- **The exercise**:
Output the full material exactly as it appears here.

- **Exercise material**:

<<<<

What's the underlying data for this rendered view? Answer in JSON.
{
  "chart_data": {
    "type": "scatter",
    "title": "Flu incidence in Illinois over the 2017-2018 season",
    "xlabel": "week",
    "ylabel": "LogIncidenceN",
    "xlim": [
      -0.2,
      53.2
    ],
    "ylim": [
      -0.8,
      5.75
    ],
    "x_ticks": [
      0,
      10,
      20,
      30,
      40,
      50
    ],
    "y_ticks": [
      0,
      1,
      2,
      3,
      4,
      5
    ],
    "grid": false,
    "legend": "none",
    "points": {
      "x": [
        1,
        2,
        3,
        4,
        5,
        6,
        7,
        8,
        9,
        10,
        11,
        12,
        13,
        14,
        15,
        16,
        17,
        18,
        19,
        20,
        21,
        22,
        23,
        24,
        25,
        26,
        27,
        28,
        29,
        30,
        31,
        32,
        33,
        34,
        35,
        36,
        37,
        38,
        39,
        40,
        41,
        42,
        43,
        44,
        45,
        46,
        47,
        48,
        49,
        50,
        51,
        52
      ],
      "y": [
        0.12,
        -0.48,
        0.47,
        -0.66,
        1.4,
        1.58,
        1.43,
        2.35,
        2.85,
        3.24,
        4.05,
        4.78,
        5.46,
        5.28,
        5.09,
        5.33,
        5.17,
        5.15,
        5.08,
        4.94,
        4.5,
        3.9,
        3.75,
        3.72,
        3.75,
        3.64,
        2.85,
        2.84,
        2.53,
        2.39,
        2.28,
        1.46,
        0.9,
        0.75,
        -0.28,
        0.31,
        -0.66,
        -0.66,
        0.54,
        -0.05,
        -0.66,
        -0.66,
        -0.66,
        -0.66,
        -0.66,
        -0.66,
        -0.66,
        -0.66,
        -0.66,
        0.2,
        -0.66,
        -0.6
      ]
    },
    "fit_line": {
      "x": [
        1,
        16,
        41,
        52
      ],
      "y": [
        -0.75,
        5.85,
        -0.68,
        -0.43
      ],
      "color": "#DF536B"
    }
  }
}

>>>>

- **Solution below**:
What's the underlying data for this rendered view? Answer in JSON.
{
  "chart_data": {
    "type": "scatter",
    "title": "Flu incidence in Illinois over the 2017-2018 season",
    "xlabel": "week",
    "ylabel": "LogIncidenceN",
    "xlim": [
      -0.2,
      53.2
    ],
    "ylim": [
      -0.8,
      5.75
    ],
    "x_ticks": [
      0,
      10,
      20,
      30,
      40,
      50
    ],
    "y_ticks": [
      0,
      1,
      2,
      3,
      4,
      5
    ],
    "grid": false,
    "legend": "none",
    "points": {
      "x": [
        1,
        2,
        3,
        4,
        5,
        6,
        7,
        8,
        9,
        10,
        11,
        12,
        13,
        14,
        15,
        16,
        17,
        18,
        19,
        20,
        21,
        22,
        23,
        24,
        25,
        26,
        27,
        28,
        29,
        30,
        31,
        32,
        33,
        34,
        35,
        36,
        37,
        38,
        39,
        40,
        41,
        42,
        43,
        44,
        45,
        46,
        47,
        48,
        49,
        50,
        51,
        52
      ],
      "y": [
        0.12,
        -0.48,
        0.47,
        -0.66,
        1.4,
        1.58,
        1.43,
        2.35,
        2.85,
        3.24,
        4.05,
        4.78,
        5.46,
        5.28,
        5.09,
        5.33,
        5.17,
        5.15,
        5.08,
        4.94,
        4.5,
        3.9,
        3.75,
        3.72,
        3.75,
        3.64,
        2.85,
        2.84,
        2.53,
        2.39,
        2.28,
        1.46,
        0.9,
        0.75,
        -0.28,
        0.31,
        -0.66,
        -0.66,
        0.54,
        -0.05,
        -0.66,
        -0.66,
        -0.66,
        -0.66,
        -0.66,
        -0.66,
        -0.66,
        -0.66,
        -0.66,
        0.2,
        -0.66,
        -0.6
      ]
    },
    "fit_line": {
      "x": [
        1,
        16,
        41,
        52
      ],
      "y": [
        -0.75,
        5.85,
        -0.68,
        -0.43
      ],
      "color": "#DF536B"
    }
  }
}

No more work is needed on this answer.